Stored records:
※ ※ ※
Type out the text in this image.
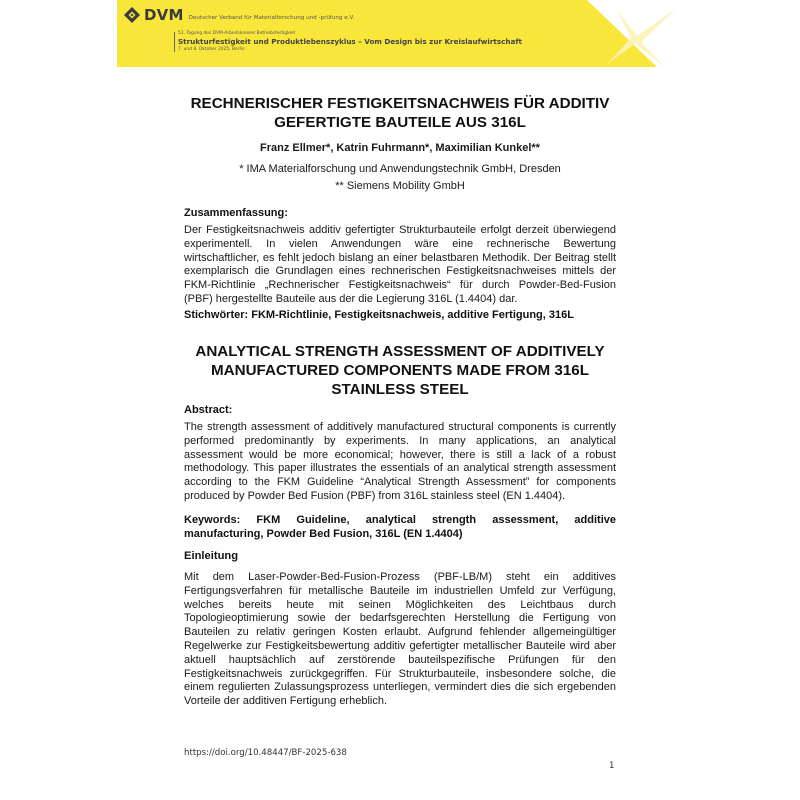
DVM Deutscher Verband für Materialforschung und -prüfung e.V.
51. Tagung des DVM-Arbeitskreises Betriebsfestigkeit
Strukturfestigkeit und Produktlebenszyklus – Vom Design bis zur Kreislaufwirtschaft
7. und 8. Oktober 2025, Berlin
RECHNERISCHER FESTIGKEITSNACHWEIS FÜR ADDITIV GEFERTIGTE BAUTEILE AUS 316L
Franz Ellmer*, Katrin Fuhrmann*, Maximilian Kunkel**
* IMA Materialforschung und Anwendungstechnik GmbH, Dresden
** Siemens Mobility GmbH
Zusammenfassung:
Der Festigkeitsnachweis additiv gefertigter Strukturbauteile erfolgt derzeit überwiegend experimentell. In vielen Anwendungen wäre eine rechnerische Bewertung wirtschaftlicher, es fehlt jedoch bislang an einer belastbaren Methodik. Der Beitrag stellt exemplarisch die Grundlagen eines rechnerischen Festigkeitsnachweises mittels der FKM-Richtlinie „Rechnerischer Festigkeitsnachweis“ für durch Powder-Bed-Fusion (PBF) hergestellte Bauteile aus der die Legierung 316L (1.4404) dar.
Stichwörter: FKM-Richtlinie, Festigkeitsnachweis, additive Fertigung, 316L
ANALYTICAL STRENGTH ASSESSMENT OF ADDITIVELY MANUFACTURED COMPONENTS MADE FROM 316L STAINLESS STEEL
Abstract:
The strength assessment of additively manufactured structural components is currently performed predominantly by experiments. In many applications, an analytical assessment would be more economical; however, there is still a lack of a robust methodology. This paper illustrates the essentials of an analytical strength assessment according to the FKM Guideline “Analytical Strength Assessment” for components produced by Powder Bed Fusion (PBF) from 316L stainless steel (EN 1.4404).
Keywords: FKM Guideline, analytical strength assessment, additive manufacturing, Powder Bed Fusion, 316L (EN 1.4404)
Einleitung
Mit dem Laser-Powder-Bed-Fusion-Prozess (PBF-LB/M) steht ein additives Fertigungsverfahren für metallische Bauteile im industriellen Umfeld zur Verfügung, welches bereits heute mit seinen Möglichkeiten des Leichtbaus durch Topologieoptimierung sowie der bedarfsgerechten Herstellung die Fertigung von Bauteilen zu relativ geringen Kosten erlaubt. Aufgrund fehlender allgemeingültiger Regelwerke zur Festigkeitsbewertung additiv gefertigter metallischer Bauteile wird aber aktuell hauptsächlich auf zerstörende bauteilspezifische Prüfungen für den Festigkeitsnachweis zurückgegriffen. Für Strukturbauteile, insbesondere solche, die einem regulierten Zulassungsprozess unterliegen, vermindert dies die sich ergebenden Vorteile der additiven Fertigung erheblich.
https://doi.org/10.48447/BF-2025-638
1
※ ※ ※
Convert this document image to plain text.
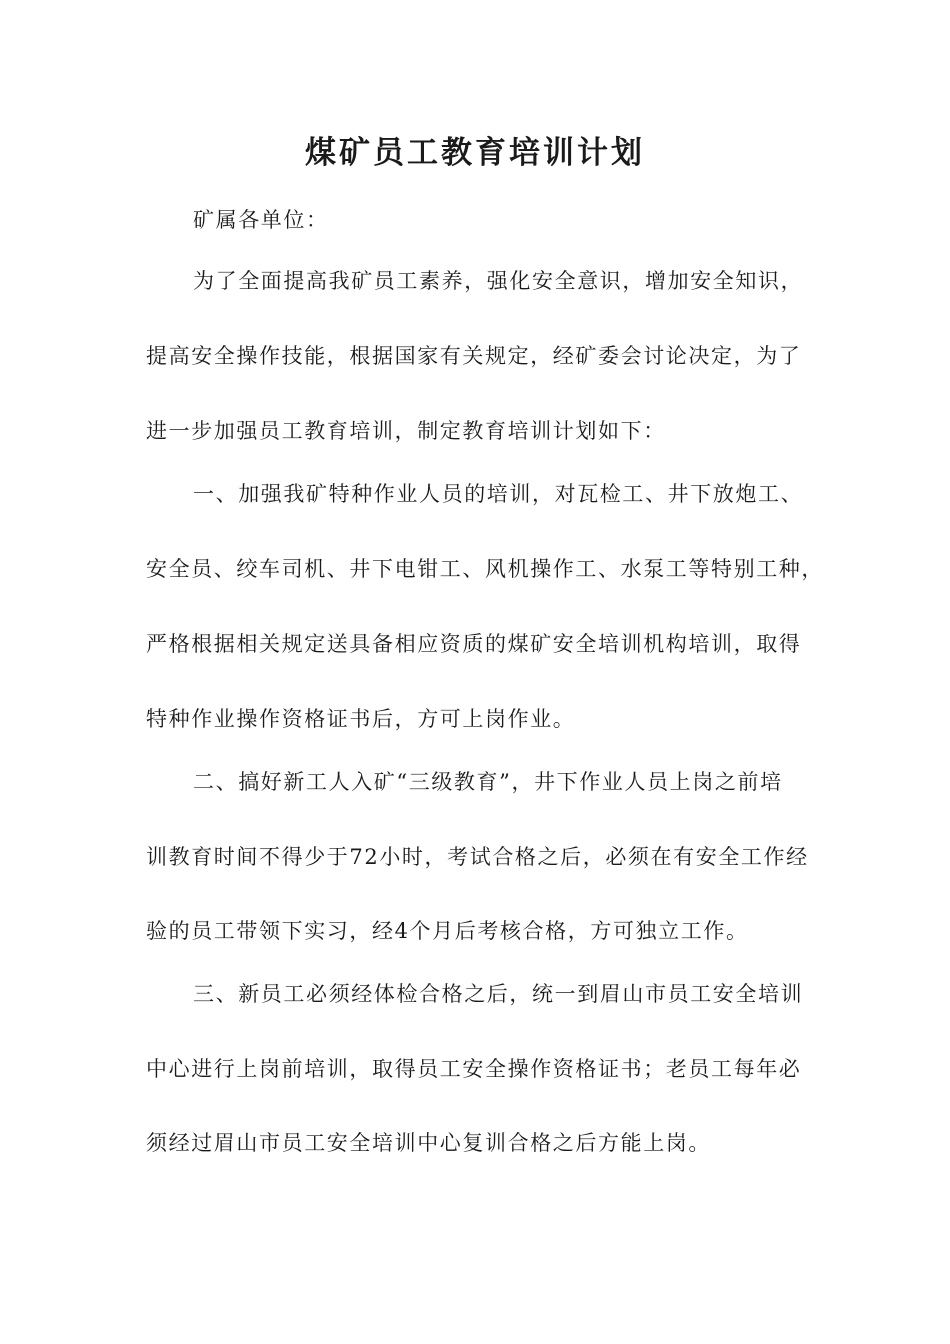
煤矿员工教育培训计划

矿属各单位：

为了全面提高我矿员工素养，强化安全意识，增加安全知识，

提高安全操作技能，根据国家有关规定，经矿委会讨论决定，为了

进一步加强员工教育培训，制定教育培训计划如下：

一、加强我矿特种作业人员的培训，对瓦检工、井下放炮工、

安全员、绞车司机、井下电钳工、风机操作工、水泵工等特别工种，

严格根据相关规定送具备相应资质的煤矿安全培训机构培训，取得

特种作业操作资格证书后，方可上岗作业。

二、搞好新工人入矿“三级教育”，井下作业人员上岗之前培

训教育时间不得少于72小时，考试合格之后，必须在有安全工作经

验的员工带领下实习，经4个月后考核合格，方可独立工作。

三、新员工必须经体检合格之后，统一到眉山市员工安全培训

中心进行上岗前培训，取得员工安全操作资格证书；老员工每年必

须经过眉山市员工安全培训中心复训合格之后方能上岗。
※ ※ ※
- **THE REQUEST**
Scan the entries above. Copy each line that has the string "Richtlinie".

- **TASK RESULT**
Der Festigkeitsnachweis additiv gefertigter Strukturbauteile erfolgt derzeit überwiegend experimentell. In vielen Anwendungen wäre eine rechnerische Bewertung wirtschaftlicher, es fehlt jedoch bislang an einer belastbaren Methodik. Der Beitrag stellt exemplarisch die Grundlagen eines rechnerischen Festigkeitsnachweises mittels der FKM-Richtlinie „Rechnerischer Festigkeitsnachweis“ für durch Powder-Bed-Fusion (PBF) hergestellte Bauteile aus der die Legierung 316L (1.4404) dar.
Stichwörter: FKM-Richtlinie, Festigkeitsnachweis, additive Fertigung, 316L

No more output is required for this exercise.